REQUIRED TASK: Write out the whole listing, matching it exactly.
────────────────────
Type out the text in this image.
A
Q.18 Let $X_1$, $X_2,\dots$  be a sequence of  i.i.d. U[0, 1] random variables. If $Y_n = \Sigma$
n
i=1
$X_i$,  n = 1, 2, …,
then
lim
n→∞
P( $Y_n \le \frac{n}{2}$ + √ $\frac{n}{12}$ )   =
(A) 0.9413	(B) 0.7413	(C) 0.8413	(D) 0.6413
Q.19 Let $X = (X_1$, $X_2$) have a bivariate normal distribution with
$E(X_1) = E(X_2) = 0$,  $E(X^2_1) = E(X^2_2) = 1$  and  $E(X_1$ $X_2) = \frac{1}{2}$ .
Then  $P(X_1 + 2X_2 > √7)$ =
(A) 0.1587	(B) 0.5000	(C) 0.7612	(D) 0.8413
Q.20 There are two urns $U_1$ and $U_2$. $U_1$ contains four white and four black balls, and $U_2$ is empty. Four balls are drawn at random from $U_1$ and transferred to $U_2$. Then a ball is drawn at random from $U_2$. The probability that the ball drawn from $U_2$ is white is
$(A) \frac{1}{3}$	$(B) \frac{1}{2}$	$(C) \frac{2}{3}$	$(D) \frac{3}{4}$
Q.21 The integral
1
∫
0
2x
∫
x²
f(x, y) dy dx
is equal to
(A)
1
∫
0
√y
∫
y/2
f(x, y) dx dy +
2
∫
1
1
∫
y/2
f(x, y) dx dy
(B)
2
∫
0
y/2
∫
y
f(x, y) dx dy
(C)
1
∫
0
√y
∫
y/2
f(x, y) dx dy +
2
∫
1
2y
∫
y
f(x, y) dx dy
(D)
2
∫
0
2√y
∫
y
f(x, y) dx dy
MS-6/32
────────────────────
THE OUTPUT:
Type out the text in this image.
A
Q.18 Let $X_1$, $X_2,\dots$  be a sequence of  i.i.d. U[0, 1] random variables. If $Y_n = \Sigma$
n
i=1
$X_i$,  n = 1, 2, …,
then
lim
n→∞
P( $Y_n \le \frac{n}{2}$ + √ $\frac{n}{12}$ )   =
(A) 0.9413	(B) 0.7413	(C) 0.8413	(D) 0.6413
Q.19 Let $X = (X_1$, $X_2$) have a bivariate normal distribution with
$E(X_1) = E(X_2) = 0$,  $E(X^2_1) = E(X^2_2) = 1$  and  $E(X_1$ $X_2) = \frac{1}{2}$ .
Then  $P(X_1 + 2X_2 > √7)$ =
(A) 0.1587	(B) 0.5000	(C) 0.7612	(D) 0.8413
Q.20 There are two urns $U_1$ and $U_2$. $U_1$ contains four white and four black balls, and $U_2$ is empty. Four balls are drawn at random from $U_1$ and transferred to $U_2$. Then a ball is drawn at random from $U_2$. The probability that the ball drawn from $U_2$ is white is
$(A) \frac{1}{3}$	$(B) \frac{1}{2}$	$(C) \frac{2}{3}$	$(D) \frac{3}{4}$
Q.21 The integral
1
∫
0
2x
∫
x²
f(x, y) dy dx
is equal to
(A)
1
∫
0
√y
∫
y/2
f(x, y) dx dy +
2
∫
1
1
∫
y/2
f(x, y) dx dy
(B)
2
∫
0
y/2
∫
y
f(x, y) dx dy
(C)
1
∫
0
√y
∫
y/2
f(x, y) dx dy +
2
∫
1
2y
∫
y
f(x, y) dx dy
(D)
2
∫
0
2√y
∫
y
f(x, y) dx dy
MS-6/32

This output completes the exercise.